- _What needs to be done_
Report each line in the items below that includes the string "Competitive".
## start Recorded information
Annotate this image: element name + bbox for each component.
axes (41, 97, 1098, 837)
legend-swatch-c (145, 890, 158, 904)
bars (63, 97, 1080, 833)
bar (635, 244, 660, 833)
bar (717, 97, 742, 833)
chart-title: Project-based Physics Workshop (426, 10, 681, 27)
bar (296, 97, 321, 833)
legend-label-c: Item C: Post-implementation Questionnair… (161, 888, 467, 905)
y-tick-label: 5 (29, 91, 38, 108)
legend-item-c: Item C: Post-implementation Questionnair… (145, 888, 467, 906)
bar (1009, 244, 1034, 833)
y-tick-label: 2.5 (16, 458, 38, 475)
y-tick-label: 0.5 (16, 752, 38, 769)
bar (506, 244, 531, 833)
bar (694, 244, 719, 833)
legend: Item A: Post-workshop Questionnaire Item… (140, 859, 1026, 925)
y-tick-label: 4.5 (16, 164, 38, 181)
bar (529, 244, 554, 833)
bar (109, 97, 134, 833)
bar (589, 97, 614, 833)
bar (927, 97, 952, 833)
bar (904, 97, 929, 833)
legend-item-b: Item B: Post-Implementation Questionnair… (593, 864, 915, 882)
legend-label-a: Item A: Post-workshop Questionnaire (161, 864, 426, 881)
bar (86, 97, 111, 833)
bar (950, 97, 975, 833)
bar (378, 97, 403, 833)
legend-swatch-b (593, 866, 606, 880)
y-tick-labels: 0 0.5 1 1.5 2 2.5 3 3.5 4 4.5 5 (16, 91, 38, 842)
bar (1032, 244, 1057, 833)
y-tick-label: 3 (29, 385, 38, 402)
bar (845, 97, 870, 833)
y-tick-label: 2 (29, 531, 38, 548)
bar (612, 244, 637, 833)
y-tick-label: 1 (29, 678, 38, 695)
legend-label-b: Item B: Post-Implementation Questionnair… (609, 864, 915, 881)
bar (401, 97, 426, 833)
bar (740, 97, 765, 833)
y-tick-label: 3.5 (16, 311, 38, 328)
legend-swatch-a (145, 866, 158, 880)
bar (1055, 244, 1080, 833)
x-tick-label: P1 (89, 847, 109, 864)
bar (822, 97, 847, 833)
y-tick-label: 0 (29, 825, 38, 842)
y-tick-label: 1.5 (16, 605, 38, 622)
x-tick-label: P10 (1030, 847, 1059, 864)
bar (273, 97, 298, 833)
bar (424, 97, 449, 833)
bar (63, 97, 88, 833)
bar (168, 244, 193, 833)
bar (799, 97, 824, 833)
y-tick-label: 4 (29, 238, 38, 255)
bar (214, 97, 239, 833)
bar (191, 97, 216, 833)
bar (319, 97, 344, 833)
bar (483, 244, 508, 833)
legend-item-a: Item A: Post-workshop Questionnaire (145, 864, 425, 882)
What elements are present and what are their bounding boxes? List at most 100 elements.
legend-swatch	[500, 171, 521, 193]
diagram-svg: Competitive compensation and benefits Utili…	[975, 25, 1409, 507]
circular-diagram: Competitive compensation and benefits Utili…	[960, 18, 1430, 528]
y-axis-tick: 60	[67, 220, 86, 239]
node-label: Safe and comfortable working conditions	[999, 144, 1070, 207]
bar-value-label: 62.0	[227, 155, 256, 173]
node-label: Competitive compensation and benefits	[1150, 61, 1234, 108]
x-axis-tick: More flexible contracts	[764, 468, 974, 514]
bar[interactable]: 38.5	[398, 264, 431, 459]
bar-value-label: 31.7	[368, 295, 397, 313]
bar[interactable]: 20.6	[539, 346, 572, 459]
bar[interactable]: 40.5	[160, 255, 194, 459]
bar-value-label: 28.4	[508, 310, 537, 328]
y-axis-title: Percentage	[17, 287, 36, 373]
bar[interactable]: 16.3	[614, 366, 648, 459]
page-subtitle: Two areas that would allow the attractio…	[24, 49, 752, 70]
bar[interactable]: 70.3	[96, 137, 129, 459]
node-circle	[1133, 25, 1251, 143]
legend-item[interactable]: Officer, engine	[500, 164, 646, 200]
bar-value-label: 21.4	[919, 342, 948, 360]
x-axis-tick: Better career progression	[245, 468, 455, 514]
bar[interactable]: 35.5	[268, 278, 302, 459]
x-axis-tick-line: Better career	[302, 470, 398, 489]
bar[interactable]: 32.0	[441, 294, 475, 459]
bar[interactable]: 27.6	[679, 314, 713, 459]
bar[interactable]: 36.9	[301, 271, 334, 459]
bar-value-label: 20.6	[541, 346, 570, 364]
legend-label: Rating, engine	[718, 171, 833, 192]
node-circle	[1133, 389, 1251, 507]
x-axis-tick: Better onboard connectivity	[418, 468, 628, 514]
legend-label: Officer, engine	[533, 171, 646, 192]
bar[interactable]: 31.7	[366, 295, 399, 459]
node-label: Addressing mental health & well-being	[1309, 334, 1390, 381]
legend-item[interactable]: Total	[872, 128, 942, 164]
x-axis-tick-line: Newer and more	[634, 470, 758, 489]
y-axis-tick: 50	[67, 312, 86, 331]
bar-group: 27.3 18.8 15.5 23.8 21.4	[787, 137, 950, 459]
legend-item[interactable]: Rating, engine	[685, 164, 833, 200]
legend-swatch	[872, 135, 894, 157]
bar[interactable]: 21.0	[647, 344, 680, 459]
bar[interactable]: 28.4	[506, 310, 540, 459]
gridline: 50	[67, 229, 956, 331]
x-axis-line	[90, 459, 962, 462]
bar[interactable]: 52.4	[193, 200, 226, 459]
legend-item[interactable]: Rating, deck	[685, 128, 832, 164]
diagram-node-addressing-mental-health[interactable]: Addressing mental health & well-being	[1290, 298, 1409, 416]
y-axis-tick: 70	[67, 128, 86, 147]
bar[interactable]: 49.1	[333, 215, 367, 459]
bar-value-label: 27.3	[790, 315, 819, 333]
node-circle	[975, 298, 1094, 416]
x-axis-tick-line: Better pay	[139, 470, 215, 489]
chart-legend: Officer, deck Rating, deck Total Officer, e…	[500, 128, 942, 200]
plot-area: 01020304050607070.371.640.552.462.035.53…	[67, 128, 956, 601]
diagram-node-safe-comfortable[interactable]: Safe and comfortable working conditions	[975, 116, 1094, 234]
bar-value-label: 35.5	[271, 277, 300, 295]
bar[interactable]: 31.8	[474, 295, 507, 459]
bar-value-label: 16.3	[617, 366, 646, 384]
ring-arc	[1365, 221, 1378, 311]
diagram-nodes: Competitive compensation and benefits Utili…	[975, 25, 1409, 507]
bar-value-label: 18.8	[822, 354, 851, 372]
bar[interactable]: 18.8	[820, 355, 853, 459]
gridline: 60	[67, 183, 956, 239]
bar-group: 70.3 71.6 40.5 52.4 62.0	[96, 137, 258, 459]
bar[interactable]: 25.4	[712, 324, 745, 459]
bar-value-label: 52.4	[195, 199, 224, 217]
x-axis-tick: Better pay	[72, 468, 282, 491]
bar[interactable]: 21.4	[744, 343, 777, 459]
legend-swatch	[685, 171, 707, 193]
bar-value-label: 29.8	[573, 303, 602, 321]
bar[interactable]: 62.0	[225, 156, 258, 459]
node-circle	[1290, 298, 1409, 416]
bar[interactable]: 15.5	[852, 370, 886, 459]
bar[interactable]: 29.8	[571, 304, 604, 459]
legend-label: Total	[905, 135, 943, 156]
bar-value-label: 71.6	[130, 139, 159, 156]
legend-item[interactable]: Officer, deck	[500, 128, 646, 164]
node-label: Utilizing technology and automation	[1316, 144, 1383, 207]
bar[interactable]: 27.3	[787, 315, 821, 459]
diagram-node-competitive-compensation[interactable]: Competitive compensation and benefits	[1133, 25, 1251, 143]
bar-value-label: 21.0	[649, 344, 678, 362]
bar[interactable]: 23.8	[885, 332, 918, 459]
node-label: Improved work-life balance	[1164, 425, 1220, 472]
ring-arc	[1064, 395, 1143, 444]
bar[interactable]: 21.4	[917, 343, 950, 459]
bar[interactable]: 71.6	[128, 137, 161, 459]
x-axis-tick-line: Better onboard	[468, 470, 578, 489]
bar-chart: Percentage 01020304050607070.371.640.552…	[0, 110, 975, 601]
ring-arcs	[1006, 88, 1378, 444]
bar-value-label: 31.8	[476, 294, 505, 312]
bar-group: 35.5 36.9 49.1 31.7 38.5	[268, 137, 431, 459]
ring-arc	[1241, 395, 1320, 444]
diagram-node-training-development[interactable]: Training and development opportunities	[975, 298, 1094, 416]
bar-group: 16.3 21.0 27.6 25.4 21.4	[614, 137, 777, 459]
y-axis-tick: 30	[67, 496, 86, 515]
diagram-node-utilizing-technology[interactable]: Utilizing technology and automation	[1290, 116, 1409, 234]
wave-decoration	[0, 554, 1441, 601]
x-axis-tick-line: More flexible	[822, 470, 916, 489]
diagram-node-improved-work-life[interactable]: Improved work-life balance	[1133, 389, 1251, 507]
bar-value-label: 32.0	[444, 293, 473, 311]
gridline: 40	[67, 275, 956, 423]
## end Recorded information
- _Output for this exercise_
diagram-svg: Competitive compensation and benefits Utili…	[975, 25, 1409, 507]
circular-diagram: Competitive compensation and benefits Utili…	[960, 18, 1430, 528]
node-label: Competitive compensation and benefits	[1150, 61, 1234, 108]
diagram-nodes: Competitive compensation and benefits Utili…	[975, 25, 1409, 507]
diagram-node-competitive-compensation[interactable]: Competitive compensation and benefits	[1133, 25, 1251, 143]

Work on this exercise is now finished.